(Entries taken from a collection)
○ ○ ○ ○ ○

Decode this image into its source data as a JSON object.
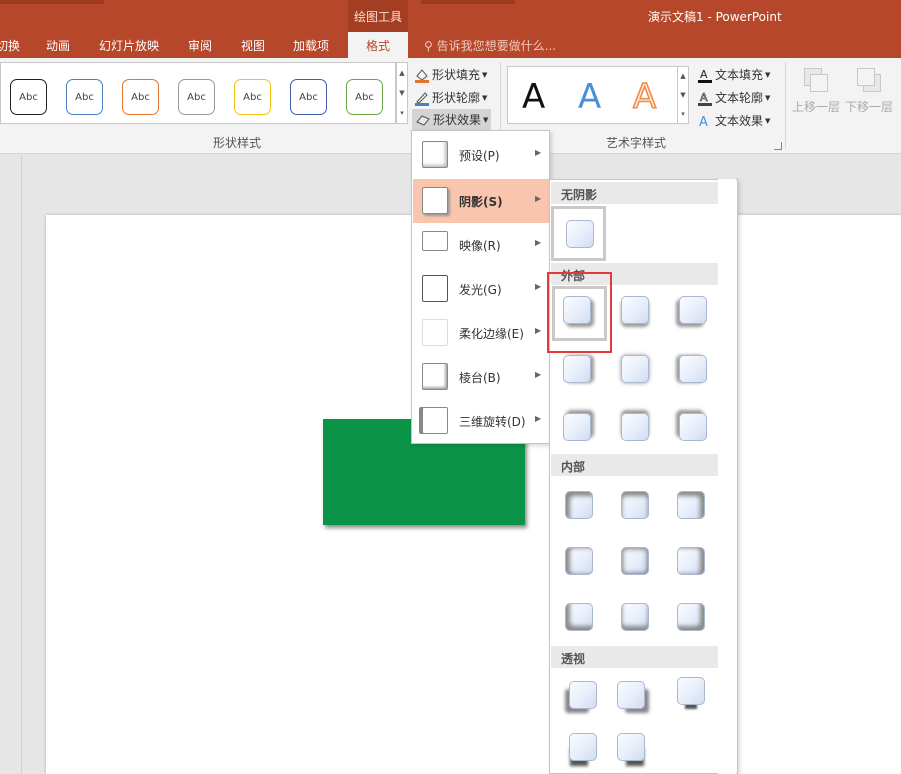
{
  "window": {
    "contextual_group": "绘图工具",
    "title": "演示文稿1 - PowerPoint"
  },
  "tabs": [
    {
      "label": "切换"
    },
    {
      "label": "动画"
    },
    {
      "label": "幻灯片放映"
    },
    {
      "label": "审阅"
    },
    {
      "label": "视图"
    },
    {
      "label": "加载项"
    },
    {
      "label": "格式",
      "active": true
    }
  ],
  "tell_me": "告诉我您想要做什么...",
  "shape_styles": {
    "group_label": "形状样式",
    "thumbnails": [
      {
        "label": "Abc",
        "color": "#1f1f1f"
      },
      {
        "label": "Abc",
        "color": "#4a7fc1"
      },
      {
        "label": "Abc",
        "color": "#e2732d"
      },
      {
        "label": "Abc",
        "color": "#9a9a9a"
      },
      {
        "label": "Abc",
        "color": "#f2c314"
      },
      {
        "label": "Abc",
        "color": "#3d5fa8"
      },
      {
        "label": "Abc",
        "color": "#6aa743"
      }
    ],
    "fill": "形状填充",
    "outline": "形状轮廓",
    "effects": "形状效果"
  },
  "wordart": {
    "group_label": "艺术字样式",
    "samples": [
      {
        "letter": "A",
        "color": "#111111"
      },
      {
        "letter": "A",
        "color": "#4a90d9"
      },
      {
        "letter": "A",
        "color": "#f5a46a"
      }
    ],
    "text_fill": "文本填充",
    "text_outline": "文本轮廓",
    "text_effects": "文本效果"
  },
  "arrange": {
    "bring_forward": "上移一层",
    "send_backward": "下移一层"
  },
  "effects_menu": {
    "items": [
      {
        "label": "预设(P)"
      },
      {
        "label": "阴影(S)",
        "active": true
      },
      {
        "label": "映像(R)"
      },
      {
        "label": "发光(G)"
      },
      {
        "label": "柔化边缘(E)"
      },
      {
        "label": "棱台(B)"
      },
      {
        "label": "三维旋转(D)"
      }
    ]
  },
  "shadow_submenu": {
    "no_shadow": "无阴影",
    "outer": "外部",
    "inner": "内部",
    "perspective": "透视"
  },
  "colors": {
    "accent": "#b7472a",
    "shape_fill": "#0b9447",
    "hover": "#f9c5ad",
    "highlight_box": "#e03a3a"
  }
}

○ ○ ○ ○ ○

SET PROBLEM: Every entry should be returned exactly as written, minus the pictures.

REPLY TO THE EXERCISE:
Decode this image into its source data as a JSON object.
{
  "window": {
    "contextual_group": "绘图工具",
    "title": "演示文稿1 - PowerPoint"
  },
  "tabs": [
    {
      "label": "切换"
    },
    {
      "label": "动画"
    },
    {
      "label": "幻灯片放映"
    },
    {
      "label": "审阅"
    },
    {
      "label": "视图"
    },
    {
      "label": "加载项"
    },
    {
      "label": "格式",
      "active": true
    }
  ],
  "tell_me": "告诉我您想要做什么...",
  "shape_styles": {
    "group_label": "形状样式",
    "thumbnails": [
      {
        "label": "Abc",
        "color": "#1f1f1f"
      },
      {
        "label": "Abc",
        "color": "#4a7fc1"
      },
      {
        "label": "Abc",
        "color": "#e2732d"
      },
      {
        "label": "Abc",
        "color": "#9a9a9a"
      },
      {
        "label": "Abc",
        "color": "#f2c314"
      },
      {
        "label": "Abc",
        "color": "#3d5fa8"
      },
      {
        "label": "Abc",
        "color": "#6aa743"
      }
    ],
    "fill": "形状填充",
    "outline": "形状轮廓",
    "effects": "形状效果"
  },
  "wordart": {
    "group_label": "艺术字样式",
    "samples": [
      {
        "letter": "A",
        "color": "#111111"
      },
      {
        "letter": "A",
        "color": "#4a90d9"
      },
      {
        "letter": "A",
        "color": "#f5a46a"
      }
    ],
    "text_fill": "文本填充",
    "text_outline": "文本轮廓",
    "text_effects": "文本效果"
  },
  "arrange": {
    "bring_forward": "上移一层",
    "send_backward": "下移一层"
  },
  "effects_menu": {
    "items": [
      {
        "label": "预设(P)"
      },
      {
        "label": "阴影(S)",
        "active": true
      },
      {
        "label": "映像(R)"
      },
      {
        "label": "发光(G)"
      },
      {
        "label": "柔化边缘(E)"
      },
      {
        "label": "棱台(B)"
      },
      {
        "label": "三维旋转(D)"
      }
    ]
  },
  "shadow_submenu": {
    "no_shadow": "无阴影",
    "outer": "外部",
    "inner": "内部",
    "perspective": "透视"
  },
  "colors": {
    "accent": "#b7472a",
    "shape_fill": "#0b9447",
    "hover": "#f9c5ad",
    "highlight_box": "#e03a3a"
  }
}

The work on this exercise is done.